Record extracts:
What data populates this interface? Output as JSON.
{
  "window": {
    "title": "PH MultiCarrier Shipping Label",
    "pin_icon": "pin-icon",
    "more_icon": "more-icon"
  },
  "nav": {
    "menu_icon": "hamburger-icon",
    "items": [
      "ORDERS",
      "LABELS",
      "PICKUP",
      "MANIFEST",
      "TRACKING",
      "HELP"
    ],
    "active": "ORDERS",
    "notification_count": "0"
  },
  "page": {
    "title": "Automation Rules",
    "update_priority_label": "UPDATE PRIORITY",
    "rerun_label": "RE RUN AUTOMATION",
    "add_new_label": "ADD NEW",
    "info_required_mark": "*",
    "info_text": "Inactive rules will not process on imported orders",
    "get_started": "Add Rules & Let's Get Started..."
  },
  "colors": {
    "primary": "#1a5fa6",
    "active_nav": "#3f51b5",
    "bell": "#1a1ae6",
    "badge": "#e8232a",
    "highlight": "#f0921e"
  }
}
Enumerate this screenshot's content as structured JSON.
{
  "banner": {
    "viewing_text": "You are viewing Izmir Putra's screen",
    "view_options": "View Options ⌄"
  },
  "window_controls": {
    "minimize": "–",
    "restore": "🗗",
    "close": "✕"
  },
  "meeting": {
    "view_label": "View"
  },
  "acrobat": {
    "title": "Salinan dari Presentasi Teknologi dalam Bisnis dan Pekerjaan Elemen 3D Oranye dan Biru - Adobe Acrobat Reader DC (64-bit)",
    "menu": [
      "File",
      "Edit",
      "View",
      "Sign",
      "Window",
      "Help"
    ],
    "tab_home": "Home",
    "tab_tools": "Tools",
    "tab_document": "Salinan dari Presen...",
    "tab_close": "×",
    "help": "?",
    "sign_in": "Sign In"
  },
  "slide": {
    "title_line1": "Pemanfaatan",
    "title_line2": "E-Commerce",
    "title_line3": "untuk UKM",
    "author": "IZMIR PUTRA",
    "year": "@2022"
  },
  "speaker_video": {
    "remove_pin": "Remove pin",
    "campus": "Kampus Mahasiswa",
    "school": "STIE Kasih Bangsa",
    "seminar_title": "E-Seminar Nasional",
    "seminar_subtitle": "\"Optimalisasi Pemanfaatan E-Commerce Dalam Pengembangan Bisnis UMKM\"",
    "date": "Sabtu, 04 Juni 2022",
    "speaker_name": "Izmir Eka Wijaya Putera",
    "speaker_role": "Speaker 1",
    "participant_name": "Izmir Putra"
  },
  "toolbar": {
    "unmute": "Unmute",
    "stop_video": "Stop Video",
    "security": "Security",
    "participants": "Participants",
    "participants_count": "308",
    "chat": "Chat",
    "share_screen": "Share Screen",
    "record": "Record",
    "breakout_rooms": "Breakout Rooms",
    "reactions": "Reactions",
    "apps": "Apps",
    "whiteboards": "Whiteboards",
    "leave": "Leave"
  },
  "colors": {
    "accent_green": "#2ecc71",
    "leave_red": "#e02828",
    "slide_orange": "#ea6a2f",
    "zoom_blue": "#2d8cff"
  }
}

---

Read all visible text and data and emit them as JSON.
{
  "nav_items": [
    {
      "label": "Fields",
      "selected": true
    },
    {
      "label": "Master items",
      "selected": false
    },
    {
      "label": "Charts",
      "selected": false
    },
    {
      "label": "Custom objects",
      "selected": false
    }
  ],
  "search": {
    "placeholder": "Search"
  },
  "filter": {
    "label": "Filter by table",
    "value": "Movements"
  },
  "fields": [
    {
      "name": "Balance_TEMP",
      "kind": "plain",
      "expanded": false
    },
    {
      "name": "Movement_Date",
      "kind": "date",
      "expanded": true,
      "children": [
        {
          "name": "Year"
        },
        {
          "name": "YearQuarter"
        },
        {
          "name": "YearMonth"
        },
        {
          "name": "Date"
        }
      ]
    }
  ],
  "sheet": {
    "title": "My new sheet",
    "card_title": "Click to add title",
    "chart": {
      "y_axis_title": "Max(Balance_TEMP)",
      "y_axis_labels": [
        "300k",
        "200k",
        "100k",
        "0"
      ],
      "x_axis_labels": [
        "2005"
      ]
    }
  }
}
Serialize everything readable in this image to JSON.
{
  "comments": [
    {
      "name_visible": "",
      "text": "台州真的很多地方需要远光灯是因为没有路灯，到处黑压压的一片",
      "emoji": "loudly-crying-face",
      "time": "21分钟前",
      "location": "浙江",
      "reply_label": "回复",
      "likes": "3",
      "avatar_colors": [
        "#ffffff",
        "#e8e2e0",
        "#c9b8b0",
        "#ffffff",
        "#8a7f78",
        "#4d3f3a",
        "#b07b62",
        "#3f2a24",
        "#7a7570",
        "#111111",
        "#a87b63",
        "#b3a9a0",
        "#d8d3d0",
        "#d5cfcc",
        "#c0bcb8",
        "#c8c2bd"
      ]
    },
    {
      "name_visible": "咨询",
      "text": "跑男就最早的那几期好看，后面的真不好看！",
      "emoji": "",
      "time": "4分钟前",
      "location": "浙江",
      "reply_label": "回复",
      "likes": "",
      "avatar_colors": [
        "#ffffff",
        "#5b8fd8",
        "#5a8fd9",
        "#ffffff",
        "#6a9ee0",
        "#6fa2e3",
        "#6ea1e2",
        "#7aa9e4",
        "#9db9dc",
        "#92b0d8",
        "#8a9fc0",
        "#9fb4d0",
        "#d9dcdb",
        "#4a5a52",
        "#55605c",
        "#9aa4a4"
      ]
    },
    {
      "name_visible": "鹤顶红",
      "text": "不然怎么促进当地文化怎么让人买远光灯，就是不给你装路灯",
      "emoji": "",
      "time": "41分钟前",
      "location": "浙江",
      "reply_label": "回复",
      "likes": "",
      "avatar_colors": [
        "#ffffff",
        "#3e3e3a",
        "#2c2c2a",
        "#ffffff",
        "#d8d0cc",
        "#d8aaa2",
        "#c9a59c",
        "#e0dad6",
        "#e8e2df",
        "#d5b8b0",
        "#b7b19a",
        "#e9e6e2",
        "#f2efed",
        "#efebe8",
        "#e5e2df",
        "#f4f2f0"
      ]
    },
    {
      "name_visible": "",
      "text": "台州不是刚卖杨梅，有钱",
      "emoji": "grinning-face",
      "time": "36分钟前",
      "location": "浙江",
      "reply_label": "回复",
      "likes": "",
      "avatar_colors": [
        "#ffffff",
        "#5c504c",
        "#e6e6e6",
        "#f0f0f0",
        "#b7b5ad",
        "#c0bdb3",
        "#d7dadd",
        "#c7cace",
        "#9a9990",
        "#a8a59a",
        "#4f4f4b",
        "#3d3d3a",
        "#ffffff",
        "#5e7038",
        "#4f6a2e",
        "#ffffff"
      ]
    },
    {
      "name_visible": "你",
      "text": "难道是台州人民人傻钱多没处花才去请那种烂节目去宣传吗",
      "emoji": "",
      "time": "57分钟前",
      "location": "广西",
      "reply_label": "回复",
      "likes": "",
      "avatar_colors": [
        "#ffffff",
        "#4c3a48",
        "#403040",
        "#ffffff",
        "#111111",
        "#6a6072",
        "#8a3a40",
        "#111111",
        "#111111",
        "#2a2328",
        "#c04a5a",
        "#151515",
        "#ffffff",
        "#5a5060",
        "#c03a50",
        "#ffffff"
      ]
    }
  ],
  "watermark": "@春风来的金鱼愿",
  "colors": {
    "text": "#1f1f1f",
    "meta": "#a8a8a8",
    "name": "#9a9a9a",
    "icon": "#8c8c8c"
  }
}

What the task asks:
Determine the number of lines in the listing that contain the string "Pemanfaatan". Write that number and nothing else.

Solved problem:
2